◆ TASK GOAL
Which lines include the word "Valera"? Copy each of them.
··· MATERIAL ···
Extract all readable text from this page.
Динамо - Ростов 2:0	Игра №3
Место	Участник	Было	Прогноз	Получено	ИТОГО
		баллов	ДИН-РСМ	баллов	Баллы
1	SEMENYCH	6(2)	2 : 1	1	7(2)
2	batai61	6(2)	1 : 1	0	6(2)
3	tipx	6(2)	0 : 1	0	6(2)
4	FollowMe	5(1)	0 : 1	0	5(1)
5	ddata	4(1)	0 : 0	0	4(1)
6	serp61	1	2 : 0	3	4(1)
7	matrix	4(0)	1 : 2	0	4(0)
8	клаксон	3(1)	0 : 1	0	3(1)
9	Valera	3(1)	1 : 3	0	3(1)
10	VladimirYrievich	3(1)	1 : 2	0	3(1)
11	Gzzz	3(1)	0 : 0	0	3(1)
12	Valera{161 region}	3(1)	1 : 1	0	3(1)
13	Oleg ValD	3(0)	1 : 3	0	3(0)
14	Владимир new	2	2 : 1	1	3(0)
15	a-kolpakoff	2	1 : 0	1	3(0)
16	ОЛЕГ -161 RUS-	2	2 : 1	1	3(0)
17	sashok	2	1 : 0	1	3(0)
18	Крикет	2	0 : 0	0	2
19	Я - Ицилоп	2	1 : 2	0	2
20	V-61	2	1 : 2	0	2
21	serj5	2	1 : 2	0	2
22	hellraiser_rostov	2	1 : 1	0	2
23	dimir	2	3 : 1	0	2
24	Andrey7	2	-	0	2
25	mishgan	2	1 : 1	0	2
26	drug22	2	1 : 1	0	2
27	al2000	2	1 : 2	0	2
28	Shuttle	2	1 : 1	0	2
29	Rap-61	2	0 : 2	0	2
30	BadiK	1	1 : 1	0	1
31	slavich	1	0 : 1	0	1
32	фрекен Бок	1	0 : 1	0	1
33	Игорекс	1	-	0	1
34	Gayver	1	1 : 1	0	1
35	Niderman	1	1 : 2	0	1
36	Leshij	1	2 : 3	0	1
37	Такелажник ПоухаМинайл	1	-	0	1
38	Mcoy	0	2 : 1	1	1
···
◆ FINISHED EXERCISE
9	Valera	3(1)	1 : 3	0	3(1)
12	Valera{161 region}	3(1)	1 : 1	0	3(1)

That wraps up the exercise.